— start —

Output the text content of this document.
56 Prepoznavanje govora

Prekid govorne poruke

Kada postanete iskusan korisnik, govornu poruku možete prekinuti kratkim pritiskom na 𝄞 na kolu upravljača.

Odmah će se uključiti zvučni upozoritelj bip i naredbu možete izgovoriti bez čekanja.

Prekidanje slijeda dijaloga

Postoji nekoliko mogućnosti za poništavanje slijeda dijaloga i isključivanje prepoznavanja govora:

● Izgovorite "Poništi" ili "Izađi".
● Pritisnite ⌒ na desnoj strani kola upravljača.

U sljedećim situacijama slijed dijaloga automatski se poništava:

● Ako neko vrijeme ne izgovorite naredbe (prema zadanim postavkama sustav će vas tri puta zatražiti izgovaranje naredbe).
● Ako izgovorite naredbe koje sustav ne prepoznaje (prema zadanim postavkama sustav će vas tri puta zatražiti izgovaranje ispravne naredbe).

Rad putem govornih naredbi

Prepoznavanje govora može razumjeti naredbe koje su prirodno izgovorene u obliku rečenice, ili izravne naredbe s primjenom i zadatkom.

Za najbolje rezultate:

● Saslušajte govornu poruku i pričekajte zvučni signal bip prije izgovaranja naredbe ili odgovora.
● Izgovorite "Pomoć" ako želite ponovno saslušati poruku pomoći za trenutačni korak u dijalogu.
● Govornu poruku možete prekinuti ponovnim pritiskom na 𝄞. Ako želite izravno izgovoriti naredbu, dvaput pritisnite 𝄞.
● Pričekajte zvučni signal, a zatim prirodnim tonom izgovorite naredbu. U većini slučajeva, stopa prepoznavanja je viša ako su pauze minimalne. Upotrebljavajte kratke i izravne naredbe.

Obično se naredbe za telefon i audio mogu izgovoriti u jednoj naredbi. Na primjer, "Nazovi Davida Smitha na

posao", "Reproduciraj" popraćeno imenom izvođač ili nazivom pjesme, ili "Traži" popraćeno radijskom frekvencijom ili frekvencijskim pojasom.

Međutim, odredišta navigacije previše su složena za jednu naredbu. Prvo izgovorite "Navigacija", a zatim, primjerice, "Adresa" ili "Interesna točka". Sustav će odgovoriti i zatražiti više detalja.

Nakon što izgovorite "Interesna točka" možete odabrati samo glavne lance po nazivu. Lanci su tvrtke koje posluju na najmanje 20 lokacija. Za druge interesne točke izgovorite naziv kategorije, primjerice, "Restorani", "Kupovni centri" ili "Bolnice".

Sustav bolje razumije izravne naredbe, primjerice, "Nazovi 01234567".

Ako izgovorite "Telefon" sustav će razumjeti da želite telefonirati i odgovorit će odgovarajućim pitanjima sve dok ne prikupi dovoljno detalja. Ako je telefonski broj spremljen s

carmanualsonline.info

— end —

[WHAT TO DO]
Gather each line of the listing that holds the string "izravne".

[RESULT FOR THIS EXERCISE]
Prepoznavanje govora može razumjeti naredbe koje su prirodno izgovorene u obliku rečenice, ili izravne naredbe s primjenom i zadatkom.
● Pričekajte zvučni signal, a zatim prirodnim tonom izgovorite naredbu. U većini slučajeva, stopa prepoznavanja je viša ako su pauze minimalne. Upotrebljavajte kratke i izravne naredbe.
Sustav bolje razumije izravne naredbe, primjerice, "Nazovi 01234567".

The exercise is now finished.